> SHORT PROBLEM
Transcribe all records exactly.

> MATERIAL FOR THE TASK
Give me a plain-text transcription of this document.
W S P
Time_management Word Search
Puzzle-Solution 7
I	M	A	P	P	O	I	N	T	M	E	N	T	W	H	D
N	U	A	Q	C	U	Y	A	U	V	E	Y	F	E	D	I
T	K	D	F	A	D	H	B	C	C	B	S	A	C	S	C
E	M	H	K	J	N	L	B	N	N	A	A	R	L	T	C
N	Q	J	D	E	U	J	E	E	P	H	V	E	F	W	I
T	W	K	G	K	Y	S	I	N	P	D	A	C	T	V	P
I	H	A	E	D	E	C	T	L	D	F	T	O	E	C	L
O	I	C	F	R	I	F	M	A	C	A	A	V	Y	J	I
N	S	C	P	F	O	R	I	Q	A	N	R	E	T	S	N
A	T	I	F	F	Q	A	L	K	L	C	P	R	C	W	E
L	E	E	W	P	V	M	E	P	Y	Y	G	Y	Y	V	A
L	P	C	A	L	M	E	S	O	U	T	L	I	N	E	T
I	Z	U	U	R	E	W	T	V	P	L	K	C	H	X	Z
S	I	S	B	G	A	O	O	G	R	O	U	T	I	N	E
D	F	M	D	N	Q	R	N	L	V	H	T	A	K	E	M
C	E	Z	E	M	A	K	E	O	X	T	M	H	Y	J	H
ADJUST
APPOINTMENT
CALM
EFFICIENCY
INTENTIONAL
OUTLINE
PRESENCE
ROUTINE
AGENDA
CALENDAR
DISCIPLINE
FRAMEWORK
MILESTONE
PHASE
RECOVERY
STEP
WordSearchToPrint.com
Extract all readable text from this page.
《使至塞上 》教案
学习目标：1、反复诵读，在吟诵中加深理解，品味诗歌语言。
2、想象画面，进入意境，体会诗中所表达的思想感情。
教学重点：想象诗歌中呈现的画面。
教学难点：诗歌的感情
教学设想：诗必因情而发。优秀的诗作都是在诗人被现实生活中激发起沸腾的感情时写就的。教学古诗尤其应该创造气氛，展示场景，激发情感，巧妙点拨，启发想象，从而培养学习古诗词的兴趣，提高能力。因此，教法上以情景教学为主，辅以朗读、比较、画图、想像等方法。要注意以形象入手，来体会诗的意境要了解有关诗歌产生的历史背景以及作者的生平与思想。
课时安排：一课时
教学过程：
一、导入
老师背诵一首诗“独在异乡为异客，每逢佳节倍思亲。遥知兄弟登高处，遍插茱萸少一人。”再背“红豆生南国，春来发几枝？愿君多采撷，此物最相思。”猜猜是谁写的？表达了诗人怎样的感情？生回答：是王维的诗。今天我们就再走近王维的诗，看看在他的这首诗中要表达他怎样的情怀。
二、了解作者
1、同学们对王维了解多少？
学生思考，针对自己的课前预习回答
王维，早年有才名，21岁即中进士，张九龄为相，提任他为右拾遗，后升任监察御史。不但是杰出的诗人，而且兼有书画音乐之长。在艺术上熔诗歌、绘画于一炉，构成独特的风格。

> RESULT
Give me a plain-text transcription of this document.
W S P
Time_management Word Search
Puzzle-Solution 7
I	M	A	P	P	O	I	N	T	M	E	N	T	W	H	D
N	U	A	Q	C	U	Y	A	U	V	E	Y	F	E	D	I
T	K	D	F	A	D	H	B	C	C	B	S	A	C	S	C
E	M	H	K	J	N	L	B	N	N	A	A	R	L	T	C
N	Q	J	D	E	U	J	E	E	P	H	V	E	F	W	I
T	W	K	G	K	Y	S	I	N	P	D	A	C	T	V	P
I	H	A	E	D	E	C	T	L	D	F	T	O	E	C	L
O	I	C	F	R	I	F	M	A	C	A	A	V	Y	J	I
N	S	C	P	F	O	R	I	Q	A	N	R	E	T	S	N
A	T	I	F	F	Q	A	L	K	L	C	P	R	C	W	E
L	E	E	W	P	V	M	E	P	Y	Y	G	Y	Y	V	A
L	P	C	A	L	M	E	S	O	U	T	L	I	N	E	T
I	Z	U	U	R	E	W	T	V	P	L	K	C	H	X	Z
S	I	S	B	G	A	O	O	G	R	O	U	T	I	N	E
D	F	M	D	N	Q	R	N	L	V	H	T	A	K	E	M
C	E	Z	E	M	A	K	E	O	X	T	M	H	Y	J	H
ADJUST
APPOINTMENT
CALM
EFFICIENCY
INTENTIONAL
OUTLINE
PRESENCE
ROUTINE
AGENDA
CALENDAR
DISCIPLINE
FRAMEWORK
MILESTONE
PHASE
RECOVERY
STEP
WordSearchToPrint.com
Extract all readable text from this page.
《使至塞上 》教案
学习目标：1、反复诵读，在吟诵中加深理解，品味诗歌语言。
2、想象画面，进入意境，体会诗中所表达的思想感情。
教学重点：想象诗歌中呈现的画面。
教学难点：诗歌的感情
教学设想：诗必因情而发。优秀的诗作都是在诗人被现实生活中激发起沸腾的感情时写就的。教学古诗尤其应该创造气氛，展示场景，激发情感，巧妙点拨，启发想象，从而培养学习古诗词的兴趣，提高能力。因此，教法上以情景教学为主，辅以朗读、比较、画图、想像等方法。要注意以形象入手，来体会诗的意境要了解有关诗歌产生的历史背景以及作者的生平与思想。
课时安排：一课时
教学过程：
一、导入
老师背诵一首诗“独在异乡为异客，每逢佳节倍思亲。遥知兄弟登高处，遍插茱萸少一人。”再背“红豆生南国，春来发几枝？愿君多采撷，此物最相思。”猜猜是谁写的？表达了诗人怎样的感情？生回答：是王维的诗。今天我们就再走近王维的诗，看看在他的这首诗中要表达他怎样的情怀。
二、了解作者
1、同学们对王维了解多少？
学生思考，针对自己的课前预习回答
王维，早年有才名，21岁即中进士，张九龄为相，提任他为右拾遗，后升任监察御史。不但是杰出的诗人，而且兼有书画音乐之长。在艺术上熔诗歌、绘画于一炉，构成独特的风格。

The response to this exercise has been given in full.